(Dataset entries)
## START

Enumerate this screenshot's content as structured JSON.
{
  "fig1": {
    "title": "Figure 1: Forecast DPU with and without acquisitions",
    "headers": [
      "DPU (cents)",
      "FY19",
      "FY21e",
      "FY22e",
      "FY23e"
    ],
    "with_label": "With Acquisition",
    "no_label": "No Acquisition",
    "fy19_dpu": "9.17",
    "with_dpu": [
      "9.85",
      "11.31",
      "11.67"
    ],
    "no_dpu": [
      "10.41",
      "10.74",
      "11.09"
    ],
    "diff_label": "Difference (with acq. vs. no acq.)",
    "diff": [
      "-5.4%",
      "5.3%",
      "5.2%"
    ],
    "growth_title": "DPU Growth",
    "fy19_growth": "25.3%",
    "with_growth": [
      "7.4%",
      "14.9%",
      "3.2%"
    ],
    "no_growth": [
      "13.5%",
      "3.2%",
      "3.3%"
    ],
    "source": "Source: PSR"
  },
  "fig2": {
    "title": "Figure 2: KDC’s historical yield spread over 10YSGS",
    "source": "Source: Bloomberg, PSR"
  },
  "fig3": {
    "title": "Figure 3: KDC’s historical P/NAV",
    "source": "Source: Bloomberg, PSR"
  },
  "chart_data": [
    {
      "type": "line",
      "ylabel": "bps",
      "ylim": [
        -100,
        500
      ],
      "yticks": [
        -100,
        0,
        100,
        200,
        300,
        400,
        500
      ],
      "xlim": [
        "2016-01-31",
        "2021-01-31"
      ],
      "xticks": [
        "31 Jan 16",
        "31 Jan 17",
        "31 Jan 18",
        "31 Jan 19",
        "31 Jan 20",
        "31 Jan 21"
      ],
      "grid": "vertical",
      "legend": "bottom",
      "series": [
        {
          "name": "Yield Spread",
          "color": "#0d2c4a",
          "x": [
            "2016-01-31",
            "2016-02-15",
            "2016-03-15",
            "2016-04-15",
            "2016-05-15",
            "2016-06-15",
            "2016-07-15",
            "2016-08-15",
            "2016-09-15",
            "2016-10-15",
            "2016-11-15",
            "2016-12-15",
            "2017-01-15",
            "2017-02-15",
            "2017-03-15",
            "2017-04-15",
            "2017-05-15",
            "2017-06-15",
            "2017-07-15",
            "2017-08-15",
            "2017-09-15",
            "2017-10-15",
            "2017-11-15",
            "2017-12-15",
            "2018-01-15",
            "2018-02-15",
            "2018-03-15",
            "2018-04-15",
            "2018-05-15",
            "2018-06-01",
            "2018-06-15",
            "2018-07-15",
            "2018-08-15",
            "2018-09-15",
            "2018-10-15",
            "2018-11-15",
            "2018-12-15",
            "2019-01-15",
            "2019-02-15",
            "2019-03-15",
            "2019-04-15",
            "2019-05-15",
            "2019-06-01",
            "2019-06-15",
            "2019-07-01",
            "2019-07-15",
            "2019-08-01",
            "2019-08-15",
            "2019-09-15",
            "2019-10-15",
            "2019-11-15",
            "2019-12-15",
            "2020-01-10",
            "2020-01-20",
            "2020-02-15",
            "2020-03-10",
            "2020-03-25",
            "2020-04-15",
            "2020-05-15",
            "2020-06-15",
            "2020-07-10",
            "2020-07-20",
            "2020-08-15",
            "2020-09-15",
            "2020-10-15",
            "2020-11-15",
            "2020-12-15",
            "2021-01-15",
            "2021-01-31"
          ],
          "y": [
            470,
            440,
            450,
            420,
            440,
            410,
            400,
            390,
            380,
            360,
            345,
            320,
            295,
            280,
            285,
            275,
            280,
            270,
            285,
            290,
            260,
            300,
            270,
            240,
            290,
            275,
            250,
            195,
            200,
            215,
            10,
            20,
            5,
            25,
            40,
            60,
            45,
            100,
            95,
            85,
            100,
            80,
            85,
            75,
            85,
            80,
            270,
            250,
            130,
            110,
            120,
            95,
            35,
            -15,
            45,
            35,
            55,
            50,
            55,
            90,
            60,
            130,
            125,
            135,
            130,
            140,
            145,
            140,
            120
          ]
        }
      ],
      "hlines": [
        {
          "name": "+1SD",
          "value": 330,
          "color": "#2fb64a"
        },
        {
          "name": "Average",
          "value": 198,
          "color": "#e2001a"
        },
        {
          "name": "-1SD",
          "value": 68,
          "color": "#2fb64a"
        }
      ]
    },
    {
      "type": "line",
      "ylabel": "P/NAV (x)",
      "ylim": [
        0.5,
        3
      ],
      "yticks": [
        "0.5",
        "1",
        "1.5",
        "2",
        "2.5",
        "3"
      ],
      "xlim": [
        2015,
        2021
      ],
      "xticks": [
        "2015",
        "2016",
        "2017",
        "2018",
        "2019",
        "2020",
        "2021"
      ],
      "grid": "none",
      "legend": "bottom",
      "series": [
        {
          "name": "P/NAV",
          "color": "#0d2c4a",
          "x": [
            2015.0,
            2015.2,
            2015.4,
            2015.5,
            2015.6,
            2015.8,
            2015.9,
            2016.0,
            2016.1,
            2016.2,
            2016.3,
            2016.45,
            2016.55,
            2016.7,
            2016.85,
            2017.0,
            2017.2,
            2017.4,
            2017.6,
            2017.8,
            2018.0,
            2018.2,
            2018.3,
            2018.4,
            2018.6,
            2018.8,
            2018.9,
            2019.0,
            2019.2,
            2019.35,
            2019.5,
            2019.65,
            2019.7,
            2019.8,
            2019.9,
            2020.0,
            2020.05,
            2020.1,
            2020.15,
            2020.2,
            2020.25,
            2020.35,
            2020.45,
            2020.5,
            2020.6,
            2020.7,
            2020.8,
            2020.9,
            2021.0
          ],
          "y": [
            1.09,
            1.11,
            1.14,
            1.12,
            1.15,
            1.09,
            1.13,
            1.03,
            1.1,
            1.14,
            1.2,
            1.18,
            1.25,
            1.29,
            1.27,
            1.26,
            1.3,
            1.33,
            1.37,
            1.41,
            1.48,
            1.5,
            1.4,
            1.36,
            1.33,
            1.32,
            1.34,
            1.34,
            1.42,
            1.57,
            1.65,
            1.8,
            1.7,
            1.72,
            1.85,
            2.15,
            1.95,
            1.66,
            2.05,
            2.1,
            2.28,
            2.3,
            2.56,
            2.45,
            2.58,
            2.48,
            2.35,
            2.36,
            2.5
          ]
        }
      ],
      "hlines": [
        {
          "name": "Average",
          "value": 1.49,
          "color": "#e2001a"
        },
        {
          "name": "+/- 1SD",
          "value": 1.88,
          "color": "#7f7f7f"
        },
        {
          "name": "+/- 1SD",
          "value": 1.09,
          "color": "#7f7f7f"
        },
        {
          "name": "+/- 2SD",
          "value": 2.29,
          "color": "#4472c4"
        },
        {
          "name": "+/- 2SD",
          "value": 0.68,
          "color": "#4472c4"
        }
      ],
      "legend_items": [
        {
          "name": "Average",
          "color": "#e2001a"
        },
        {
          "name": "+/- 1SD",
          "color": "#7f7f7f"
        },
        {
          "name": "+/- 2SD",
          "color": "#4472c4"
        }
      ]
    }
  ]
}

## END

GIVEN EXERCISE> Extract the listing in its entirety, matching it exactly.

TASK RESPONSE>
Enumerate this screenshot's content as structured JSON.
{
  "fig1": {
    "title": "Figure 1: Forecast DPU with and without acquisitions",
    "headers": [
      "DPU (cents)",
      "FY19",
      "FY21e",
      "FY22e",
      "FY23e"
    ],
    "with_label": "With Acquisition",
    "no_label": "No Acquisition",
    "fy19_dpu": "9.17",
    "with_dpu": [
      "9.85",
      "11.31",
      "11.67"
    ],
    "no_dpu": [
      "10.41",
      "10.74",
      "11.09"
    ],
    "diff_label": "Difference (with acq. vs. no acq.)",
    "diff": [
      "-5.4%",
      "5.3%",
      "5.2%"
    ],
    "growth_title": "DPU Growth",
    "fy19_growth": "25.3%",
    "with_growth": [
      "7.4%",
      "14.9%",
      "3.2%"
    ],
    "no_growth": [
      "13.5%",
      "3.2%",
      "3.3%"
    ],
    "source": "Source: PSR"
  },
  "fig2": {
    "title": "Figure 2: KDC’s historical yield spread over 10YSGS",
    "source": "Source: Bloomberg, PSR"
  },
  "fig3": {
    "title": "Figure 3: KDC’s historical P/NAV",
    "source": "Source: Bloomberg, PSR"
  },
  "chart_data": [
    {
      "type": "line",
      "ylabel": "bps",
      "ylim": [
        -100,
        500
      ],
      "yticks": [
        -100,
        0,
        100,
        200,
        300,
        400,
        500
      ],
      "xlim": [
        "2016-01-31",
        "2021-01-31"
      ],
      "xticks": [
        "31 Jan 16",
        "31 Jan 17",
        "31 Jan 18",
        "31 Jan 19",
        "31 Jan 20",
        "31 Jan 21"
      ],
      "grid": "vertical",
      "legend": "bottom",
      "series": [
        {
          "name": "Yield Spread",
          "color": "#0d2c4a",
          "x": [
            "2016-01-31",
            "2016-02-15",
            "2016-03-15",
            "2016-04-15",
            "2016-05-15",
            "2016-06-15",
            "2016-07-15",
            "2016-08-15",
            "2016-09-15",
            "2016-10-15",
            "2016-11-15",
            "2016-12-15",
            "2017-01-15",
            "2017-02-15",
            "2017-03-15",
            "2017-04-15",
            "2017-05-15",
            "2017-06-15",
            "2017-07-15",
            "2017-08-15",
            "2017-09-15",
            "2017-10-15",
            "2017-11-15",
            "2017-12-15",
            "2018-01-15",
            "2018-02-15",
            "2018-03-15",
            "2018-04-15",
            "2018-05-15",
            "2018-06-01",
            "2018-06-15",
            "2018-07-15",
            "2018-08-15",
            "2018-09-15",
            "2018-10-15",
            "2018-11-15",
            "2018-12-15",
            "2019-01-15",
            "2019-02-15",
            "2019-03-15",
            "2019-04-15",
            "2019-05-15",
            "2019-06-01",
            "2019-06-15",
            "2019-07-01",
            "2019-07-15",
            "2019-08-01",
            "2019-08-15",
            "2019-09-15",
            "2019-10-15",
            "2019-11-15",
            "2019-12-15",
            "2020-01-10",
            "2020-01-20",
            "2020-02-15",
            "2020-03-10",
            "2020-03-25",
            "2020-04-15",
            "2020-05-15",
            "2020-06-15",
            "2020-07-10",
            "2020-07-20",
            "2020-08-15",
            "2020-09-15",
            "2020-10-15",
            "2020-11-15",
            "2020-12-15",
            "2021-01-15",
            "2021-01-31"
          ],
          "y": [
            470,
            440,
            450,
            420,
            440,
            410,
            400,
            390,
            380,
            360,
            345,
            320,
            295,
            280,
            285,
            275,
            280,
            270,
            285,
            290,
            260,
            300,
            270,
            240,
            290,
            275,
            250,
            195,
            200,
            215,
            10,
            20,
            5,
            25,
            40,
            60,
            45,
            100,
            95,
            85,
            100,
            80,
            85,
            75,
            85,
            80,
            270,
            250,
            130,
            110,
            120,
            95,
            35,
            -15,
            45,
            35,
            55,
            50,
            55,
            90,
            60,
            130,
            125,
            135,
            130,
            140,
            145,
            140,
            120
          ]
        }
      ],
      "hlines": [
        {
          "name": "+1SD",
          "value": 330,
          "color": "#2fb64a"
        },
        {
          "name": "Average",
          "value": 198,
          "color": "#e2001a"
        },
        {
          "name": "-1SD",
          "value": 68,
          "color": "#2fb64a"
        }
      ]
    },
    {
      "type": "line",
      "ylabel": "P/NAV (x)",
      "ylim": [
        0.5,
        3
      ],
      "yticks": [
        "0.5",
        "1",
        "1.5",
        "2",
        "2.5",
        "3"
      ],
      "xlim": [
        2015,
        2021
      ],
      "xticks": [
        "2015",
        "2016",
        "2017",
        "2018",
        "2019",
        "2020",
        "2021"
      ],
      "grid": "none",
      "legend": "bottom",
      "series": [
        {
          "name": "P/NAV",
          "color": "#0d2c4a",
          "x": [
            2015.0,
            2015.2,
            2015.4,
            2015.5,
            2015.6,
            2015.8,
            2015.9,
            2016.0,
            2016.1,
            2016.2,
            2016.3,
            2016.45,
            2016.55,
            2016.7,
            2016.85,
            2017.0,
            2017.2,
            2017.4,
            2017.6,
            2017.8,
            2018.0,
            2018.2,
            2018.3,
            2018.4,
            2018.6,
            2018.8,
            2018.9,
            2019.0,
            2019.2,
            2019.35,
            2019.5,
            2019.65,
            2019.7,
            2019.8,
            2019.9,
            2020.0,
            2020.05,
            2020.1,
            2020.15,
            2020.2,
            2020.25,
            2020.35,
            2020.45,
            2020.5,
            2020.6,
            2020.7,
            2020.8,
            2020.9,
            2021.0
          ],
          "y": [
            1.09,
            1.11,
            1.14,
            1.12,
            1.15,
            1.09,
            1.13,
            1.03,
            1.1,
            1.14,
            1.2,
            1.18,
            1.25,
            1.29,
            1.27,
            1.26,
            1.3,
            1.33,
            1.37,
            1.41,
            1.48,
            1.5,
            1.4,
            1.36,
            1.33,
            1.32,
            1.34,
            1.34,
            1.42,
            1.57,
            1.65,
            1.8,
            1.7,
            1.72,
            1.85,
            2.15,
            1.95,
            1.66,
            2.05,
            2.1,
            2.28,
            2.3,
            2.56,
            2.45,
            2.58,
            2.48,
            2.35,
            2.36,
            2.5
          ]
        }
      ],
      "hlines": [
        {
          "name": "Average",
          "value": 1.49,
          "color": "#e2001a"
        },
        {
          "name": "+/- 1SD",
          "value": 1.88,
          "color": "#7f7f7f"
        },
        {
          "name": "+/- 1SD",
          "value": 1.09,
          "color": "#7f7f7f"
        },
        {
          "name": "+/- 2SD",
          "value": 2.29,
          "color": "#4472c4"
        },
        {
          "name": "+/- 2SD",
          "value": 0.68,
          "color": "#4472c4"
        }
      ],
      "legend_items": [
        {
          "name": "Average",
          "color": "#e2001a"
        },
        {
          "name": "+/- 1SD",
          "color": "#7f7f7f"
        },
        {
          "name": "+/- 2SD",
          "color": "#4472c4"
        }
      ]
    }
  ]
}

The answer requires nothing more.